EXERCISE PROMPT
Every line holding the string "холодного" should be gathered.

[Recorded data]
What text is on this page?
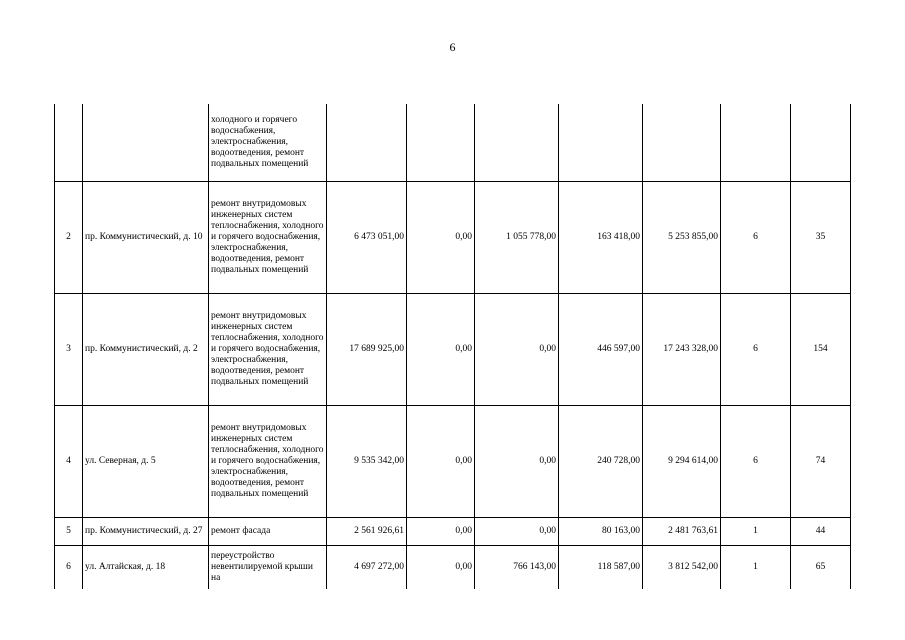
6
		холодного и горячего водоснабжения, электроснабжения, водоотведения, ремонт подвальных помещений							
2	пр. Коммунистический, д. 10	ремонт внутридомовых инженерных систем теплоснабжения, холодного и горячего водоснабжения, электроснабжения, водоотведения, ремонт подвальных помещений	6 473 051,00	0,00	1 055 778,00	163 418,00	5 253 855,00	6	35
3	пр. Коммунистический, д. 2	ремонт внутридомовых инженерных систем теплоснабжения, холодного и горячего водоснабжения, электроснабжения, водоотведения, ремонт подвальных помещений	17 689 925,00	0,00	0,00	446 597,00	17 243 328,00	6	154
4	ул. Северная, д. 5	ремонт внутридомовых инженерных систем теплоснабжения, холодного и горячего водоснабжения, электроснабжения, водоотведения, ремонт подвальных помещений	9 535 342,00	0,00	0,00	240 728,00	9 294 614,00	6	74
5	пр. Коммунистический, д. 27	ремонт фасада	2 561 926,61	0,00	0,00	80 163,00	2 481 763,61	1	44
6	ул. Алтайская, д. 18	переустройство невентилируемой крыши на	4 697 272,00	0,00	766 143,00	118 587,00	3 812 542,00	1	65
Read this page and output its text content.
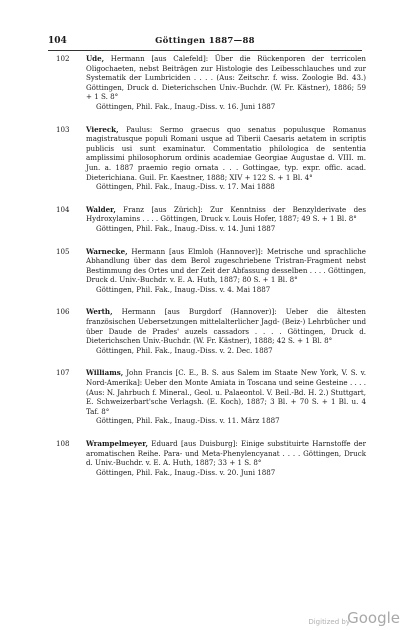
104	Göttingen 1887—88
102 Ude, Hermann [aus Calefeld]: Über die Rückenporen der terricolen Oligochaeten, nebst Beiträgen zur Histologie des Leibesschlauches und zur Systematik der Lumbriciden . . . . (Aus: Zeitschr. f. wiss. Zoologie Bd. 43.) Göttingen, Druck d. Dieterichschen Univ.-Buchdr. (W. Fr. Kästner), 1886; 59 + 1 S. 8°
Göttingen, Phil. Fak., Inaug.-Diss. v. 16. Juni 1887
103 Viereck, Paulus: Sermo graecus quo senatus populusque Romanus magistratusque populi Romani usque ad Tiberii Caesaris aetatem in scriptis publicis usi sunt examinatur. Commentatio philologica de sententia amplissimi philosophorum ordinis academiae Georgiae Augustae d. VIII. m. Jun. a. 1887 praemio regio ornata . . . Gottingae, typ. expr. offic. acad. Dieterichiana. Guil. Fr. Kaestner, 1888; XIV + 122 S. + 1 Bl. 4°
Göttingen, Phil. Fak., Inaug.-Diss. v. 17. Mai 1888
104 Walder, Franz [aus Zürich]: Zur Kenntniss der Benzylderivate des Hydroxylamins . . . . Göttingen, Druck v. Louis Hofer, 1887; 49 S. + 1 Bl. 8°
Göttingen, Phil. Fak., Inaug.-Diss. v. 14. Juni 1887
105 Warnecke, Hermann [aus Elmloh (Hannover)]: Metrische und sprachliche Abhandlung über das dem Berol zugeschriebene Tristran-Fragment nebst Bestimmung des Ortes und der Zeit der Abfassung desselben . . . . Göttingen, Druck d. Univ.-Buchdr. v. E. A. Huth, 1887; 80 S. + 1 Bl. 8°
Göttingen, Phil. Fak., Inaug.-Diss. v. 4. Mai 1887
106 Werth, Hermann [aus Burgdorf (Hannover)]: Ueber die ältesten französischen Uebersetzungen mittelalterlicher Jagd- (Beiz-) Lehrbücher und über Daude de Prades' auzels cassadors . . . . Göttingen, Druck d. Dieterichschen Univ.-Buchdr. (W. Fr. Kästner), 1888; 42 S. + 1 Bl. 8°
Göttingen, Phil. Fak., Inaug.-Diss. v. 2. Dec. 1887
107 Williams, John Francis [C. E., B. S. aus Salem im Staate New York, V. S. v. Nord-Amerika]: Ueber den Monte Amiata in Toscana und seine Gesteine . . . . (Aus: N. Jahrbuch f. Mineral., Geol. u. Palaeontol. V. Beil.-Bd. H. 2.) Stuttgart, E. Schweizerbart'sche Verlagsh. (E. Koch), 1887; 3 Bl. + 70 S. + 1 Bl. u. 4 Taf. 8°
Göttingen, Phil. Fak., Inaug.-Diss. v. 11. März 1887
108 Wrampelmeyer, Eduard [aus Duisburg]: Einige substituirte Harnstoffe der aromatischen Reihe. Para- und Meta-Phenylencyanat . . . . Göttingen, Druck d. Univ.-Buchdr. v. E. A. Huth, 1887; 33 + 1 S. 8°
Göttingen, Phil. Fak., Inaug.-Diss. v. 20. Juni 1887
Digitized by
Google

COMPLETE OUTPUT
		холодного и горячего водоснабжения, электроснабжения, водоотведения, ремонт подвальных помещений							
2	пр. Коммунистический, д. 10	ремонт внутридомовых инженерных систем теплоснабжения, холодного и горячего водоснабжения, электроснабжения, водоотведения, ремонт подвальных помещений	6 473 051,00	0,00	1 055 778,00	163 418,00	5 253 855,00	6	35
3	пр. Коммунистический, д. 2	ремонт внутридомовых инженерных систем теплоснабжения, холодного и горячего водоснабжения, электроснабжения, водоотведения, ремонт подвальных помещений	17 689 925,00	0,00	0,00	446 597,00	17 243 328,00	6	154
4	ул. Северная, д. 5	ремонт внутридомовых инженерных систем теплоснабжения, холодного и горячего водоснабжения, электроснабжения, водоотведения, ремонт подвальных помещений	9 535 342,00	0,00	0,00	240 728,00	9 294 614,00	6	74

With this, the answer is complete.